§ **DIRECTIONS FOR THIS TASK**
Search the listing for the string "ROAD" and copy every line that contains it.

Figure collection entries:
▼▼▼

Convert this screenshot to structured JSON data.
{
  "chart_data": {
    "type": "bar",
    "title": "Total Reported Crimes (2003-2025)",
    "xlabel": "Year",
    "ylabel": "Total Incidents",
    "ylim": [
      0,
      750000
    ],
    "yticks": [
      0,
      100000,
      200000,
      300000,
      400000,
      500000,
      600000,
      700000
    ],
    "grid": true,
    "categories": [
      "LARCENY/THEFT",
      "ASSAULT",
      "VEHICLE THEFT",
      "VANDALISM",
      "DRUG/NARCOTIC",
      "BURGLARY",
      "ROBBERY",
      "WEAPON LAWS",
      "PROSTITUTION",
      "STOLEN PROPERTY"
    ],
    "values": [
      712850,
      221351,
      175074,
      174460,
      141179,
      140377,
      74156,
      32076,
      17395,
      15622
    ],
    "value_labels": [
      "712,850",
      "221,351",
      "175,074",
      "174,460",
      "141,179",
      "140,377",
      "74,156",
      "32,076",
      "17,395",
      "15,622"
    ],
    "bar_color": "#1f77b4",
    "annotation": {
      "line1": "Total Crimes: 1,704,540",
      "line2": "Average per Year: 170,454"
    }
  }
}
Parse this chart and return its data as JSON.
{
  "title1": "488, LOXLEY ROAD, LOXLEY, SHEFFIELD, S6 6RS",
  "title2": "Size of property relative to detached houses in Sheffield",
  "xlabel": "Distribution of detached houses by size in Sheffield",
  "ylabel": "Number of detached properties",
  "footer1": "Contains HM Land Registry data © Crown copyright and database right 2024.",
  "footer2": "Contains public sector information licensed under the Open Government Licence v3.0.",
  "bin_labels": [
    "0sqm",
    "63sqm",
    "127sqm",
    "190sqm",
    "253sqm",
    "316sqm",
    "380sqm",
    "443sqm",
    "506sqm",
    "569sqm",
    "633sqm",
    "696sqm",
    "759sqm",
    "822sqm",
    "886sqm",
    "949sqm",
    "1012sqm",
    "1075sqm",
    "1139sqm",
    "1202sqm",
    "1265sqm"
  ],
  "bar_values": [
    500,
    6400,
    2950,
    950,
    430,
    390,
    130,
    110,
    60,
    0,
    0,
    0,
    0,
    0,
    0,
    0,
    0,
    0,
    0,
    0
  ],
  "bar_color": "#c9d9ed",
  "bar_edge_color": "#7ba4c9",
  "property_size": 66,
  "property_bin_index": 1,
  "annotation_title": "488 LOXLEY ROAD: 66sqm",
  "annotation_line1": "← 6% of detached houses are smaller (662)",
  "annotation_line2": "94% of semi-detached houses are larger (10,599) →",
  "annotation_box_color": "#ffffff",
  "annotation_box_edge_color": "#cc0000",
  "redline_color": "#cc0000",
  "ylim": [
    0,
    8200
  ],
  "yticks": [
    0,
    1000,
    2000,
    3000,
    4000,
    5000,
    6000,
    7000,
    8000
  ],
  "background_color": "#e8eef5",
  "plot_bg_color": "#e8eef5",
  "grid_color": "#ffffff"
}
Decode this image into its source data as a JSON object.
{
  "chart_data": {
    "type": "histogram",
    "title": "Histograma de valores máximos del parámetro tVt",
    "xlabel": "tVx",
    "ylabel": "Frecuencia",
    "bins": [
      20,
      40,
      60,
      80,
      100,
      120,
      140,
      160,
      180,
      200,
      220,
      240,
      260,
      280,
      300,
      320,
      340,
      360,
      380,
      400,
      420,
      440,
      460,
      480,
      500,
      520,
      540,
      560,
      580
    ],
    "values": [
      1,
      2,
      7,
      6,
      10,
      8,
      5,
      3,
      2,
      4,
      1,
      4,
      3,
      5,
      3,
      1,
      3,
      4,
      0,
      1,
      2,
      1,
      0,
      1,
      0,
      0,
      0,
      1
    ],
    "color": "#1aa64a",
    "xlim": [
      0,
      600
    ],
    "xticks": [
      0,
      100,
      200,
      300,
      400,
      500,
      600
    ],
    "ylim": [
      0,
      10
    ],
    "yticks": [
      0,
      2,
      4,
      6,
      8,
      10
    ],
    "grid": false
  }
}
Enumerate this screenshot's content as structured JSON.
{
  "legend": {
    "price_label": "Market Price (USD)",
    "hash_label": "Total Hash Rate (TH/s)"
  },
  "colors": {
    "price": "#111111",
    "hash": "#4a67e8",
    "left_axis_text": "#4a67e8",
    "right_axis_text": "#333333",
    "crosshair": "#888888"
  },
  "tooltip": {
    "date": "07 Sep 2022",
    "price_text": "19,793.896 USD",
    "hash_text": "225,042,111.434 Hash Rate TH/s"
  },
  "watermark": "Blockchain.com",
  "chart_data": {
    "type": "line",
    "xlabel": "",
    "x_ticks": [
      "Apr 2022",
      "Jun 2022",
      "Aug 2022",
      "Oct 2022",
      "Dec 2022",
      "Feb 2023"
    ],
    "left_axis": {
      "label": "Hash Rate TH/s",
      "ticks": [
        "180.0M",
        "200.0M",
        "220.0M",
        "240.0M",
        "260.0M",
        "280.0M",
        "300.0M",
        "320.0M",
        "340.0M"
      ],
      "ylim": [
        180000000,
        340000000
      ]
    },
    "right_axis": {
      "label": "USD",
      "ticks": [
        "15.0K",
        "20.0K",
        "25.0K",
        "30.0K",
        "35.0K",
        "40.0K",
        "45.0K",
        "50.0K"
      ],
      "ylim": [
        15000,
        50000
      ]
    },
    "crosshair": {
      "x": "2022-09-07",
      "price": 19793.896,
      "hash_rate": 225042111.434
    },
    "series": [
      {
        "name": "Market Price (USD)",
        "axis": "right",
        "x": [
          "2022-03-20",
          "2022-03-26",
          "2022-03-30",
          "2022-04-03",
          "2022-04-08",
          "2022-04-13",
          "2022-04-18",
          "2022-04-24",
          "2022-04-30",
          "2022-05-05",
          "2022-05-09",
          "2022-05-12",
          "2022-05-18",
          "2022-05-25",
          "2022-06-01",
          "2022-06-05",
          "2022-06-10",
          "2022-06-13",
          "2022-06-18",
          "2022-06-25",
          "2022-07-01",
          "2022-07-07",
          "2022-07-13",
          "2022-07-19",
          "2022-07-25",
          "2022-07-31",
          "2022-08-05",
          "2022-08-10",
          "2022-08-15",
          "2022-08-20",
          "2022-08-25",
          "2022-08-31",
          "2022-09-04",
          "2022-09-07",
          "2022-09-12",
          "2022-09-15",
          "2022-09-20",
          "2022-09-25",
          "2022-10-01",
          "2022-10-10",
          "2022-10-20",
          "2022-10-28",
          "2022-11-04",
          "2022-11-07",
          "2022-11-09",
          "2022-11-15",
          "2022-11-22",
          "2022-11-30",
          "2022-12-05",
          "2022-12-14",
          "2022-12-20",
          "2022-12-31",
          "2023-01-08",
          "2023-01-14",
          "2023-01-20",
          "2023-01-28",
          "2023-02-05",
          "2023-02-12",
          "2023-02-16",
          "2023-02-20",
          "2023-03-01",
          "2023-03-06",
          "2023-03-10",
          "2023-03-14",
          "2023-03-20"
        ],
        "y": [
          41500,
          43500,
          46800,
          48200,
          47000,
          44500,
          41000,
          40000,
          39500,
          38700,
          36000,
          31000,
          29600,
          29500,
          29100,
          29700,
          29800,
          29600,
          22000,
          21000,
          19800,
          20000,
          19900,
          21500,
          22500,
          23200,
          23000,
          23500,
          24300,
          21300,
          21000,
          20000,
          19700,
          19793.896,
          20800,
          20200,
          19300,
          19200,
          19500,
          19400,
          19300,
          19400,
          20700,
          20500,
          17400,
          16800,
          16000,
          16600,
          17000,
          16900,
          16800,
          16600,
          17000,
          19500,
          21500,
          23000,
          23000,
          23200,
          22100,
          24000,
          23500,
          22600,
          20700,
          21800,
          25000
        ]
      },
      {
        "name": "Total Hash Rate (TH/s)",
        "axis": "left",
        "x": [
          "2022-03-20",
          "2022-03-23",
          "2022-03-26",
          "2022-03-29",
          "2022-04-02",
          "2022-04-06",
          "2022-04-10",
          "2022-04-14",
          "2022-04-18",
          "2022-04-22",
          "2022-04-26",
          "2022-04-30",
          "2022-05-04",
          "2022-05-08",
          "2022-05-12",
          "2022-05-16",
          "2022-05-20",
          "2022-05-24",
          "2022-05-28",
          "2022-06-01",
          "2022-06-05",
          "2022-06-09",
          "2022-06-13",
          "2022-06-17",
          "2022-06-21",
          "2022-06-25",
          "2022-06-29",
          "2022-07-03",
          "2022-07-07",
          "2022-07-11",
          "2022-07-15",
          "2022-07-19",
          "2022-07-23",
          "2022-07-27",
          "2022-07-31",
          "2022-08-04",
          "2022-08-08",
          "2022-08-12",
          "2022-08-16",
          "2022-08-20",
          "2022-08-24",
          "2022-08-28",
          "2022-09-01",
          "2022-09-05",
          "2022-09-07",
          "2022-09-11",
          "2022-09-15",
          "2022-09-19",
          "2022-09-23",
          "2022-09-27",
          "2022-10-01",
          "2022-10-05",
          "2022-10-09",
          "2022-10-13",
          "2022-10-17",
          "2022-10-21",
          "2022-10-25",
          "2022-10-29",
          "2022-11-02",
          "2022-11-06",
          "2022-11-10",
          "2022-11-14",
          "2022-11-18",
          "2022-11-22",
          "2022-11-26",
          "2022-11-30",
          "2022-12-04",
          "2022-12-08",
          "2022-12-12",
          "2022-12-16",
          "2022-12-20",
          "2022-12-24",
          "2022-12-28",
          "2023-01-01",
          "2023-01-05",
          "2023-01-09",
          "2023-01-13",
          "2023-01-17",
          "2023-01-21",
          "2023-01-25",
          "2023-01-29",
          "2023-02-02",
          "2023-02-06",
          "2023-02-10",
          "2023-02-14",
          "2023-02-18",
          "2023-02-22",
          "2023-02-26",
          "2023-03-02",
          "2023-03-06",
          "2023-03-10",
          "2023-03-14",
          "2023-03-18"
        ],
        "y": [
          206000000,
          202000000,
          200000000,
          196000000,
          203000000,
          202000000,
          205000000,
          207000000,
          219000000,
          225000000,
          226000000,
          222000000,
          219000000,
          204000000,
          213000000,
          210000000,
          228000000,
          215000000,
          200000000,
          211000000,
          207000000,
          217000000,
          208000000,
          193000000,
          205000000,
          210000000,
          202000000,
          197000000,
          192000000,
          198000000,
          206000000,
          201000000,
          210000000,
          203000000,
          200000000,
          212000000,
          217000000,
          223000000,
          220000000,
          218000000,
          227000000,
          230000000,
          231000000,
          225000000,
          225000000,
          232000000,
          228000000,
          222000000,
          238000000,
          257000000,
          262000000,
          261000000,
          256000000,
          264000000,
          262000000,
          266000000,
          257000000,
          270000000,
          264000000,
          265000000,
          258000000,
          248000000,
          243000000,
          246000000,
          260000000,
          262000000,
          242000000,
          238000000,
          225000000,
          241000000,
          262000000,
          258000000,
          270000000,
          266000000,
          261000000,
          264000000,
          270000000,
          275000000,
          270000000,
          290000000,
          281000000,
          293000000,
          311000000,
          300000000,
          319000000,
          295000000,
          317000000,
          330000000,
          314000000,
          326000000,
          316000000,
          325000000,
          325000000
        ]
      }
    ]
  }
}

▲▲▲

§ **RESPONSE**
  "title1": "488, LOXLEY ROAD, LOXLEY, SHEFFIELD, S6 6RS",
  "annotation_title": "488 LOXLEY ROAD: 66sqm",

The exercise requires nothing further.